Collected data entries
'''

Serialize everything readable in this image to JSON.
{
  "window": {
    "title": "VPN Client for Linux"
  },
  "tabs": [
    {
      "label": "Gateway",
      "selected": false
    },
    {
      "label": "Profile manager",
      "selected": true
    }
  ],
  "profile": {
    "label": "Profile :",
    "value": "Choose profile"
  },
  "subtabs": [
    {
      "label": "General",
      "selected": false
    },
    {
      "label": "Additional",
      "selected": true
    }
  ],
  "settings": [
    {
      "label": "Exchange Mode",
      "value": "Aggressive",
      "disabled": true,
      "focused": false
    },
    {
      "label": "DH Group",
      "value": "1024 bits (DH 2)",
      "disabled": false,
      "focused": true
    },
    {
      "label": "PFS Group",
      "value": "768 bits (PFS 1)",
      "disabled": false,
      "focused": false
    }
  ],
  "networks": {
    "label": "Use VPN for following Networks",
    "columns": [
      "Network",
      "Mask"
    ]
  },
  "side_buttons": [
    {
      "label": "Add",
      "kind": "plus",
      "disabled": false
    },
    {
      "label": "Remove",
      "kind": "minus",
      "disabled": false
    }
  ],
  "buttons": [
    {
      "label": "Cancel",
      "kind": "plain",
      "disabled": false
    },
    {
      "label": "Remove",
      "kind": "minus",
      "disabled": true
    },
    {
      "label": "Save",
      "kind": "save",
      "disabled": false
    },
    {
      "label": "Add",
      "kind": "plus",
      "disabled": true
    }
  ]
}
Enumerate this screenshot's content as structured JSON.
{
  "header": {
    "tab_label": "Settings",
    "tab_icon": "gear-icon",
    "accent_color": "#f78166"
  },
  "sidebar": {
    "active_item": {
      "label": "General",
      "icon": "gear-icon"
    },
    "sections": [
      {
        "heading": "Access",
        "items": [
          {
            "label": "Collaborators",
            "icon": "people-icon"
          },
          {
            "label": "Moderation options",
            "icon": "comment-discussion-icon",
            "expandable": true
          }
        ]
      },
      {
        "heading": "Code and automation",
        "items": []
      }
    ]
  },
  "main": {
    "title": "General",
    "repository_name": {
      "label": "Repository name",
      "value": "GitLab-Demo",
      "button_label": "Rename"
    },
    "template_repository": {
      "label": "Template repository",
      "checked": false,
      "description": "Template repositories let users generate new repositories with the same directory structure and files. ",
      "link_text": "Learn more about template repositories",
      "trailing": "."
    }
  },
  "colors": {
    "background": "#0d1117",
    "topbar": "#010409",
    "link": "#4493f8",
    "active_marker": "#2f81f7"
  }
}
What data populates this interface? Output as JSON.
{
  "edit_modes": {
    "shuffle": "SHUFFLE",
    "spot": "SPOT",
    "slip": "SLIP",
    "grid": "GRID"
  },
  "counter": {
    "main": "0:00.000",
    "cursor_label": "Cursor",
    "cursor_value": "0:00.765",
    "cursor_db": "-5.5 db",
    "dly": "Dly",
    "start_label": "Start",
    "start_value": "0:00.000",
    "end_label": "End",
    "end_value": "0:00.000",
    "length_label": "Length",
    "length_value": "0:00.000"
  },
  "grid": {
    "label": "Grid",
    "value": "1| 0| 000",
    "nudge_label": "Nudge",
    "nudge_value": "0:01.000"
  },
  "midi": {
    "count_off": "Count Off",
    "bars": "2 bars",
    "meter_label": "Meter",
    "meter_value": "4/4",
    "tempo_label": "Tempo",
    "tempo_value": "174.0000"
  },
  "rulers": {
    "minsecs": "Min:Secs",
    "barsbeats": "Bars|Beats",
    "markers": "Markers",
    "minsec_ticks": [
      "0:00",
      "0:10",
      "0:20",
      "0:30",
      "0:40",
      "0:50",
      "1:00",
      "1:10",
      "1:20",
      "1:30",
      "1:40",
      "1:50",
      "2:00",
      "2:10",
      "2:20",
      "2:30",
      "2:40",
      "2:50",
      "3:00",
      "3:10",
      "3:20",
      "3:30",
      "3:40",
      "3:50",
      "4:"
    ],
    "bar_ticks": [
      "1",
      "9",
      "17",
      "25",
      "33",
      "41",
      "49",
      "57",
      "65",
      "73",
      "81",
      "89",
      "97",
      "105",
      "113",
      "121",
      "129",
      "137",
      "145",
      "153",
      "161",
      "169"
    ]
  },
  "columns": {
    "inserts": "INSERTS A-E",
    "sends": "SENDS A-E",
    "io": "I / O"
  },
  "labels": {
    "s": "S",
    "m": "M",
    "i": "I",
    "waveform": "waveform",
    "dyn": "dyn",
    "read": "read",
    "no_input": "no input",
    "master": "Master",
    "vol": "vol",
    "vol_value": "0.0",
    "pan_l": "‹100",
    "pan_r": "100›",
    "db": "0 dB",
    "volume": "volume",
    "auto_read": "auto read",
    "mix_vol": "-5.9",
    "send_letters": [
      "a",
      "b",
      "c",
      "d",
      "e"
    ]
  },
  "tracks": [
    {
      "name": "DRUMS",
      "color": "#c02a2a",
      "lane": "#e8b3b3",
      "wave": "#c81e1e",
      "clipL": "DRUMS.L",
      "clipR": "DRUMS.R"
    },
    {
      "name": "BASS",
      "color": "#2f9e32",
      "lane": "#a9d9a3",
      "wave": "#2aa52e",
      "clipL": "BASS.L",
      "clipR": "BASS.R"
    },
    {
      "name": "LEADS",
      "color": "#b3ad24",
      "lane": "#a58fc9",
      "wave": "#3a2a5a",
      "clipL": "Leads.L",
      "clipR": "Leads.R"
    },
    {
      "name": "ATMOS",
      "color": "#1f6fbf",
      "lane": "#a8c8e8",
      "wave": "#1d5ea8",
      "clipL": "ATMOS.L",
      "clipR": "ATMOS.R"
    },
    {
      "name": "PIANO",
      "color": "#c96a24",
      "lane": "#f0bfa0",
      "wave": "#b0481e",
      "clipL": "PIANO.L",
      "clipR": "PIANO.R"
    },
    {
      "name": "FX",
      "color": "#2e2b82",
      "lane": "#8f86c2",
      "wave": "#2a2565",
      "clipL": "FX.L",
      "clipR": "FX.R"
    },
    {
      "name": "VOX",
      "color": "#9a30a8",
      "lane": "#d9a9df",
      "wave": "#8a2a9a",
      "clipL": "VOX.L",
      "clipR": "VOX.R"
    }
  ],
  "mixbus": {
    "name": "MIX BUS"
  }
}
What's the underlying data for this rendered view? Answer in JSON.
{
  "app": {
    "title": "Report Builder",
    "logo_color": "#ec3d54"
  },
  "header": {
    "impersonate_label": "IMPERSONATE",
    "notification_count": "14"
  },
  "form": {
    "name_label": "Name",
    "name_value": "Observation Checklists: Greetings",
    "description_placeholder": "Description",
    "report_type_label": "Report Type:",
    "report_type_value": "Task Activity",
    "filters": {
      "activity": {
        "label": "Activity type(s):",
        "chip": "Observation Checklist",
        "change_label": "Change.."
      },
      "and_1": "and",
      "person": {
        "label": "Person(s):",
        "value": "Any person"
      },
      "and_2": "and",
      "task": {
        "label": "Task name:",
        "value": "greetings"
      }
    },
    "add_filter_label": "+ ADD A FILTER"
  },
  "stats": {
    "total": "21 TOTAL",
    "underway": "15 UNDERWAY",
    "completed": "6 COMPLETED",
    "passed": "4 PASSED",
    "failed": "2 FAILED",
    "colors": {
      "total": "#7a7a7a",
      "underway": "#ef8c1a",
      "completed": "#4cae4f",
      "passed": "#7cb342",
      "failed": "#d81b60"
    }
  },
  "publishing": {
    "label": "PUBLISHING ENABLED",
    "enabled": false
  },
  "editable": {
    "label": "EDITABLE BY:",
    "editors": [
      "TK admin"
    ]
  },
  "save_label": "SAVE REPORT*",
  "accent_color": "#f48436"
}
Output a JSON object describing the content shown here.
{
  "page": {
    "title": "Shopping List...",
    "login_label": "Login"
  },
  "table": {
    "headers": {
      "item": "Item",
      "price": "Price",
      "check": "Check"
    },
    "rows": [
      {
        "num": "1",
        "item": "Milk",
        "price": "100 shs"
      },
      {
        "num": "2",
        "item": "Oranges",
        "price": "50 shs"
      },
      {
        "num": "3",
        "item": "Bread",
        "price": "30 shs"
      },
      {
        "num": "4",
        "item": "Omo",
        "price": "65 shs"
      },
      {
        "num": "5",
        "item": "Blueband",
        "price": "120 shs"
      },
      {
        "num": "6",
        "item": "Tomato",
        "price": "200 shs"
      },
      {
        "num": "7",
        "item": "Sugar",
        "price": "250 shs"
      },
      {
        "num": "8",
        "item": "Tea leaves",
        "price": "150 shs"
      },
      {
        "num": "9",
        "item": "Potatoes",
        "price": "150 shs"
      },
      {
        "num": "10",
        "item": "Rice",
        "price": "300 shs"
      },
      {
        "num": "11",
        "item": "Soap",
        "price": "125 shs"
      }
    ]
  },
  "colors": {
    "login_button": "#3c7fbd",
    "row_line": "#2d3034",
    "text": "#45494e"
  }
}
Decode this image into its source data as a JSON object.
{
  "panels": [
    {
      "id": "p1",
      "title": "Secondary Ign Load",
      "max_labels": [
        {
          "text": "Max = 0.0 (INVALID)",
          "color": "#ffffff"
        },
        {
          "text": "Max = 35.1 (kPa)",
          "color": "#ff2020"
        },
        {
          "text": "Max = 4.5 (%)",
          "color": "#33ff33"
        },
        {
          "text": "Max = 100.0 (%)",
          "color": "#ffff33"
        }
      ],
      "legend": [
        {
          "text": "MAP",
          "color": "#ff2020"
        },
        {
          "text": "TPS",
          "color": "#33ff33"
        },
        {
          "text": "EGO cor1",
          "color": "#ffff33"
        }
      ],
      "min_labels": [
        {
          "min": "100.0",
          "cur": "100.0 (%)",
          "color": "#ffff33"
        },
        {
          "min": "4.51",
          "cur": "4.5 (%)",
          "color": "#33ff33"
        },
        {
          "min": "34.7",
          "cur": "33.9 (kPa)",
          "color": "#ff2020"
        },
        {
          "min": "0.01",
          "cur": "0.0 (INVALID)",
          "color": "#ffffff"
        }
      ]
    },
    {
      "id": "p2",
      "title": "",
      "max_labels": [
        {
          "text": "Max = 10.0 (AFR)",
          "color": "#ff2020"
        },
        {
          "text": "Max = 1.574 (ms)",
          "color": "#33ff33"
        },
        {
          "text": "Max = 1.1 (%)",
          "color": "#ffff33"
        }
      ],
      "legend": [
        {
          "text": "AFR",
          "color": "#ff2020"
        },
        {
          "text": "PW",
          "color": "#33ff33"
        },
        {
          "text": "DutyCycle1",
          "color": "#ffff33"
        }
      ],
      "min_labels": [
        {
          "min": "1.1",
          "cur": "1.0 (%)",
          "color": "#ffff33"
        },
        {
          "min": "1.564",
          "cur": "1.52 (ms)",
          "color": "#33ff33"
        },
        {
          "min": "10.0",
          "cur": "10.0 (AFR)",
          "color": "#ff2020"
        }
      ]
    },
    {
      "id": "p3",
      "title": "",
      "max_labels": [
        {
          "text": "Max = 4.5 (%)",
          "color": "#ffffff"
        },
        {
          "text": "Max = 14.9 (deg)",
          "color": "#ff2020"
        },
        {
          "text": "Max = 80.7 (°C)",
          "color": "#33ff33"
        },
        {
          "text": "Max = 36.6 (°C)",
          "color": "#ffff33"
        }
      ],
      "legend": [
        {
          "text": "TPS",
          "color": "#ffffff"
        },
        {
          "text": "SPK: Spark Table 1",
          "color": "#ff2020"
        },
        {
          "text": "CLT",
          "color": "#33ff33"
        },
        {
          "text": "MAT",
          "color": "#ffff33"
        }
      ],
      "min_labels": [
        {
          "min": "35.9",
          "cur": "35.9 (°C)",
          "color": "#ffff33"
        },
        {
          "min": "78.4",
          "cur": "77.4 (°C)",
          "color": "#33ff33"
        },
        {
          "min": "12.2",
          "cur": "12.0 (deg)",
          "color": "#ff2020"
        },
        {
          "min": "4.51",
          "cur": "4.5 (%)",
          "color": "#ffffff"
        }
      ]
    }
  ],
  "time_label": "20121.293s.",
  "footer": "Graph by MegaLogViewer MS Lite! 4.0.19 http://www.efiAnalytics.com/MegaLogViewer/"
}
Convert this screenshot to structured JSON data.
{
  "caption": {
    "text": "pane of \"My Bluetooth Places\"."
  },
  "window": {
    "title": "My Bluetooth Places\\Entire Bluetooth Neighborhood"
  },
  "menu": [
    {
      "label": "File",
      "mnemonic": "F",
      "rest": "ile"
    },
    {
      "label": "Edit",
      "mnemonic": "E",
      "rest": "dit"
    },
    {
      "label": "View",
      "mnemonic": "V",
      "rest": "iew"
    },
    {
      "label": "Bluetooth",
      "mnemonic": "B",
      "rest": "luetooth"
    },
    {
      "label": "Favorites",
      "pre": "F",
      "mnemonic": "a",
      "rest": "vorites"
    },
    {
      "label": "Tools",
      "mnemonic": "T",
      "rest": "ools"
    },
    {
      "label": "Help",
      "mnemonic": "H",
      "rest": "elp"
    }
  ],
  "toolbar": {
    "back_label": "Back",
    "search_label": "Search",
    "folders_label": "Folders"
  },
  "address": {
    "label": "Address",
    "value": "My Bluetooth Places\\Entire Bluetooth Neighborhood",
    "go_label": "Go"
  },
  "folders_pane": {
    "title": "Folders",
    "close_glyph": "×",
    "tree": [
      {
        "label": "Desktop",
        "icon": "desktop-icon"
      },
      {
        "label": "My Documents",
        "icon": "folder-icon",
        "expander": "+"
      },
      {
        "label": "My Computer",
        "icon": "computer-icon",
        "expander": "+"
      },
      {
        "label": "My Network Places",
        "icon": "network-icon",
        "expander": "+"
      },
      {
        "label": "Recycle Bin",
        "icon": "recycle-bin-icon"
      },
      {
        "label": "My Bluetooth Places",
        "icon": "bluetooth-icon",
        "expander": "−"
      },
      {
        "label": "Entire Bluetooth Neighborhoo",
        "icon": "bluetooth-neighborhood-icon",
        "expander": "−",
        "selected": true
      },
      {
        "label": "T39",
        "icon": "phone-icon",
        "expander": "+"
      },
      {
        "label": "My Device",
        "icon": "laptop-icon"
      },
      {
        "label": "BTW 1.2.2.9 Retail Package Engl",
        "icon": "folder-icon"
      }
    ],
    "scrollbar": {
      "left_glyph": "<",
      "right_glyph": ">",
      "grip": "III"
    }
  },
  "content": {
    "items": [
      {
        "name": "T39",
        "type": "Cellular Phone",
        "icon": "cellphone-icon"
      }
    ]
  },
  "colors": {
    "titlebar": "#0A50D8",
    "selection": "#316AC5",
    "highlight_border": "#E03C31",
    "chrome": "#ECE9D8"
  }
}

'''

§ Work instructions: Determine the number of lines containing "Observation". Write only that number.

§ Written reply: 2